_ФРАГМЕНТ ТЕКСТА_
Например, когда я предложил: «Юрий Васильевич, а давайте сделаем сцену, где сиделка (ее играла замечательная актриса Мария Аронова) возле вас, пока вы спите, пожирает ваши конфеты и смотрит эротику по телевизору!» Яковлев помолчал, расхохотался, а потом говорит: «А можно, я тоже буду подглядывать?» Он так легко откликался на самые смелые затеи, что я поражался.

Яковлев играл старого актера и очень точно показывал угасание личности. В другой раз я предложил: «Юрий Васильевич, все равно зритель будет вас невольно идентифицировать с этим персонажем. Что, если мы в вашей комнате, где герой настолько в маразме, что забывает о поставленном на плиту чайнике, что, если мы пол замусорим вашими фотографиями, но не этого героя, а ваших других ролей?» Конечно же, мы сделали много копий, потому что зрители все уносили с собой на память. Мне сначала твердили, что это цинизм: «На полу валяются его великие роли!» Я отвечал: «Да вы посмотрите, с какой иронией сам Яковлев к этому относится!..»

Я заметил: чем интереснее, тоньше актер, тем больше он над собой подтрунивает.

_ЗАДАНИЕ_
Перепишите без изменений часть воспоминаний о Яковлеве, которая открывается словами с «Яковлев играл старого» и заканчивается словами «над собой подтрунивает.».

_ФРАГМЕНТ ДАННЫХ_
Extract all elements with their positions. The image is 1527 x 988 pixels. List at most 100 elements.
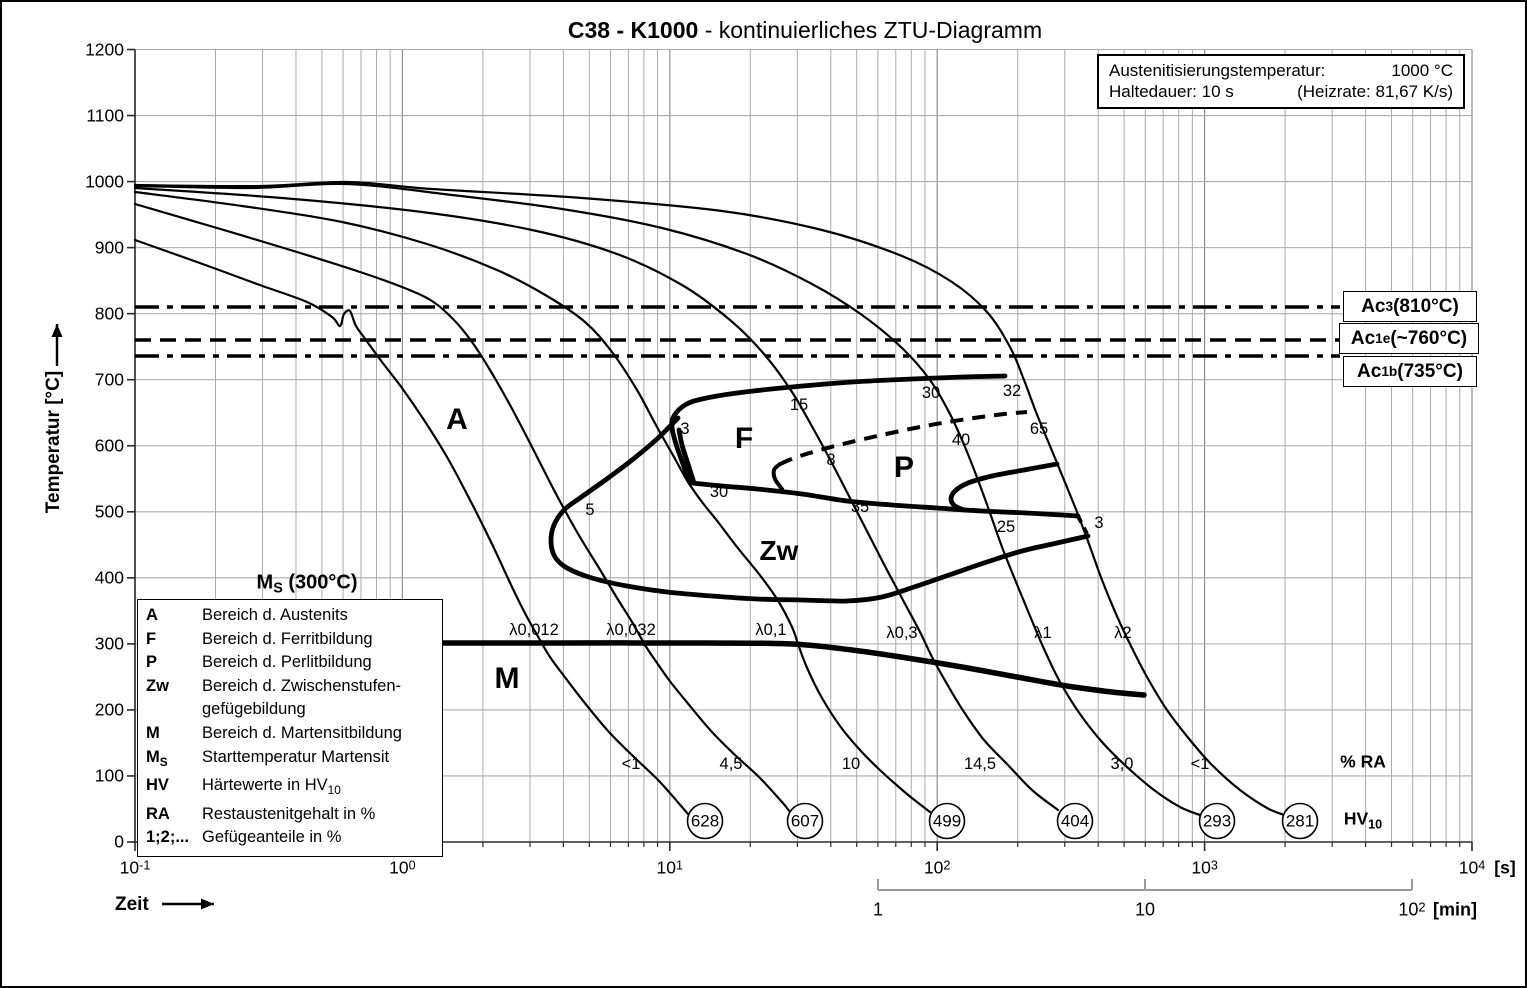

_ВЫПОЛНЕННОЕ ЗАДАНИЕ_
Яковлев играл старого актера и очень точно показывал угасание личности. В другой раз я предложил: «Юрий Васильевич, все равно зритель будет вас невольно идентифицировать с этим персонажем. Что, если мы в вашей комнате, где герой настолько в маразме, что забывает о поставленном на плиту чайнике, что, если мы пол замусорим вашими фотографиями, но не этого героя, а ваших других ролей?» Конечно же, мы сделали много копий, потому что зрители все уносили с собой на память. Мне сначала твердили, что это цинизм: «На полу валяются его великие роли!» Я отвечал: «Да вы посмотрите, с какой иронией сам Яковлев к этому относится!..»

Я заметил: чем интереснее, тоньше актер, тем больше он над собой подтрунивает.